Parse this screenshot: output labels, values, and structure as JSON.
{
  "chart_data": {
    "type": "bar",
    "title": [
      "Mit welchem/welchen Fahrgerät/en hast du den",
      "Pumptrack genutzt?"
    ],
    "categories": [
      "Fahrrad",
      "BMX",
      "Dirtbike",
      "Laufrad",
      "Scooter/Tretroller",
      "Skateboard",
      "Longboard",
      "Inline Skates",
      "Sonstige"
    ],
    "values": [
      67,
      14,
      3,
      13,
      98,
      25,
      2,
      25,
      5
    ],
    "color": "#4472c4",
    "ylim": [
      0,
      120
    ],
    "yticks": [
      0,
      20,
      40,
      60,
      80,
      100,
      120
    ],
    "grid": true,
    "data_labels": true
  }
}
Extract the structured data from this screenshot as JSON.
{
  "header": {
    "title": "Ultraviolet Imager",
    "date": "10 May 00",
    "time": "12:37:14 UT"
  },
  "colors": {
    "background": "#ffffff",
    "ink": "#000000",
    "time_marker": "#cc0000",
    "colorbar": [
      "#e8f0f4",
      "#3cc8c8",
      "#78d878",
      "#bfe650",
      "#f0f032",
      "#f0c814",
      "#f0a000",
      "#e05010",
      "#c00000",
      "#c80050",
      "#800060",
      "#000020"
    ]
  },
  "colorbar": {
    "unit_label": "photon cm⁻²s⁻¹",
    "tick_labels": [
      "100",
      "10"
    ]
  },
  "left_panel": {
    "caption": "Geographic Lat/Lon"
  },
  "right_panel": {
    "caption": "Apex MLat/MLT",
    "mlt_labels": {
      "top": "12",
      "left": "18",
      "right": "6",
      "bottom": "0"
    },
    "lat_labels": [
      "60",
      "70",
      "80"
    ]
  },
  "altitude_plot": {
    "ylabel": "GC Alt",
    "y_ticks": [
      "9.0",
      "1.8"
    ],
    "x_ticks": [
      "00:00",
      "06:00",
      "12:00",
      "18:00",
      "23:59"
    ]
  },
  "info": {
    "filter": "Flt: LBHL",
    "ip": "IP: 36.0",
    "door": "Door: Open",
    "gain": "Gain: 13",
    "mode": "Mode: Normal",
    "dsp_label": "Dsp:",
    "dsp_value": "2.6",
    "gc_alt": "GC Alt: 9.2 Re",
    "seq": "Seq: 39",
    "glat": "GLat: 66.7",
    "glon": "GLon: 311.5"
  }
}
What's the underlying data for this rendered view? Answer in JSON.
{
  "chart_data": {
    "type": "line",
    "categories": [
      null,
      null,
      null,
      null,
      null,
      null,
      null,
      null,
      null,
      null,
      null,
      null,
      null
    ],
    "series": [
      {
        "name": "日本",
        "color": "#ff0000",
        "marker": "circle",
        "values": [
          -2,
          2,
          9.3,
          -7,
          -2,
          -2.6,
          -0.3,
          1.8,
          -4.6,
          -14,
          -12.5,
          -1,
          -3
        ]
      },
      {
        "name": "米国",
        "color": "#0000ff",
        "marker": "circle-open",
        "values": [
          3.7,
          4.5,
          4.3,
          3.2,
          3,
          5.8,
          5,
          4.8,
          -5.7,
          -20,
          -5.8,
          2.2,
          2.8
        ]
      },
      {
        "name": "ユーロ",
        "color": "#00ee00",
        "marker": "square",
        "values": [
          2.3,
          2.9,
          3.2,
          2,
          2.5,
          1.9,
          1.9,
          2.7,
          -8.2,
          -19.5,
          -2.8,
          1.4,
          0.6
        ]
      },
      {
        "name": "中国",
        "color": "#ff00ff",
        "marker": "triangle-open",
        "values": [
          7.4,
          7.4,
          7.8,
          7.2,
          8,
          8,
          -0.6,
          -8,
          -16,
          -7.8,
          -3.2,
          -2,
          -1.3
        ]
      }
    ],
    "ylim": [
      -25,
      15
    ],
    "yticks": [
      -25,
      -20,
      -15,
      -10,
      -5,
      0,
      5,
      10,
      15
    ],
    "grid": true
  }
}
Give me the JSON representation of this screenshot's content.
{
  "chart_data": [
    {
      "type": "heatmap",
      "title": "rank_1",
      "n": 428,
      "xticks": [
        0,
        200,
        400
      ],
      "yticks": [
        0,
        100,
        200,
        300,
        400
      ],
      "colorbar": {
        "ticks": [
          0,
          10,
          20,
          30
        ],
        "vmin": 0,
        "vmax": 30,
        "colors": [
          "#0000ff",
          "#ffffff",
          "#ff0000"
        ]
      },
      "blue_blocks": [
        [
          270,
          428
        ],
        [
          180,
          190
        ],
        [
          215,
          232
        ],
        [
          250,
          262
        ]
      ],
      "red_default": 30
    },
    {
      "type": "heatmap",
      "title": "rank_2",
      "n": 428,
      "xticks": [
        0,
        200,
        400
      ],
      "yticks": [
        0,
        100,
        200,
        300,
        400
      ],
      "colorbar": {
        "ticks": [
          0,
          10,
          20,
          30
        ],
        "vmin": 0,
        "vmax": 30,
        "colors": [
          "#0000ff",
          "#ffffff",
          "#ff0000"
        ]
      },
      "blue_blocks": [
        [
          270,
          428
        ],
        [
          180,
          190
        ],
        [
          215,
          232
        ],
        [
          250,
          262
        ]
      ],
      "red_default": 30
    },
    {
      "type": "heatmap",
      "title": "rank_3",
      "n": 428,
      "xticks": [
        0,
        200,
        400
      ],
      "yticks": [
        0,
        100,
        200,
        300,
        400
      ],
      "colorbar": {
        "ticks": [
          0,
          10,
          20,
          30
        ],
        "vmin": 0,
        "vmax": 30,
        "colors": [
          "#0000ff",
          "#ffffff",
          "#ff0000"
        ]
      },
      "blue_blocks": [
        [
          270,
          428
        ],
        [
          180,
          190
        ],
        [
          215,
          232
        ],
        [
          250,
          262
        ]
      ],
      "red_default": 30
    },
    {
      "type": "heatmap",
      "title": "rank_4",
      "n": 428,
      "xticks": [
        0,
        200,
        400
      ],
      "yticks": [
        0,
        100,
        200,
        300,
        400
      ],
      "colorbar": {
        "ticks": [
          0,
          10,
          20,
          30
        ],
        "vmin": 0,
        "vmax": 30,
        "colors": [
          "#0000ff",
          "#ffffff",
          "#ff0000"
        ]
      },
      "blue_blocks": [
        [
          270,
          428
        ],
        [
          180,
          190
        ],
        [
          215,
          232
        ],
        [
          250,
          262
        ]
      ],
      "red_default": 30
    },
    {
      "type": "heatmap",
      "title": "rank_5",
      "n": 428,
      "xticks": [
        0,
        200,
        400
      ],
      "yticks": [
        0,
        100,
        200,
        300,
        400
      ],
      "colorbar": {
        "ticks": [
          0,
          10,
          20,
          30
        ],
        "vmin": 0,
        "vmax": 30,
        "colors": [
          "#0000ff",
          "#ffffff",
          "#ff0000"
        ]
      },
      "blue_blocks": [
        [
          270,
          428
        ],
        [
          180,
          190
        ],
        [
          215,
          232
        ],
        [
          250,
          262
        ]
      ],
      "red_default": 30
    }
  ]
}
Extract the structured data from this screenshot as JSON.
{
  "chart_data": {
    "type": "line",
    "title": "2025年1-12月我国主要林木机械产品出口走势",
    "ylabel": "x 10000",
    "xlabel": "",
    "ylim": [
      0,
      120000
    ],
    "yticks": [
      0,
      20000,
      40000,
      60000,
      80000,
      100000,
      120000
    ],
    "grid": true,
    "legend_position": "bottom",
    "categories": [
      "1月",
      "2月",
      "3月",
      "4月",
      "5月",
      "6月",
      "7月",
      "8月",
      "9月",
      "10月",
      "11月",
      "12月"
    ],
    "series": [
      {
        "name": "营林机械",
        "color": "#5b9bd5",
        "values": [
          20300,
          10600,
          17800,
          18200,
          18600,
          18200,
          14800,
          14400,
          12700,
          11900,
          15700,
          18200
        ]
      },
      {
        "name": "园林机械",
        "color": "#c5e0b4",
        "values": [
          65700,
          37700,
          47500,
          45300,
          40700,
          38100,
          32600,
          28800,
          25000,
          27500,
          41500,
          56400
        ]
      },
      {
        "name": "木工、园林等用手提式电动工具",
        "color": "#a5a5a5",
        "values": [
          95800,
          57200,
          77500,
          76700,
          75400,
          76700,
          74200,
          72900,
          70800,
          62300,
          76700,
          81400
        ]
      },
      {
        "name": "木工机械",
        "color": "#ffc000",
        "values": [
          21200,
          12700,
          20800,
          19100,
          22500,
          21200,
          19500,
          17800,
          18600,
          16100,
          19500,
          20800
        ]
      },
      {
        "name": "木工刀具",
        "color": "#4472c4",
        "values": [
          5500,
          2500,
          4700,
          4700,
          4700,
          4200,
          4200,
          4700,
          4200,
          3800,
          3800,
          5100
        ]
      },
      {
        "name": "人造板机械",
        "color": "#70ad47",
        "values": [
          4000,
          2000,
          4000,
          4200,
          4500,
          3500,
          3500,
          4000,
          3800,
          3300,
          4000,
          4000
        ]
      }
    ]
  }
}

### [Your instructions]
Show every line above in which the word "name" occurs.

### [Correct output]
        "name": "日本",
        "name": "米国",
        "name": "ユーロ",
        "name": "中国",
        "name": "营林机械",
        "name": "园林机械",
        "name": "木工、园林等用手提式电动工具",
        "name": "木工机械",
        "name": "木工刀具",
        "name": "人造板机械",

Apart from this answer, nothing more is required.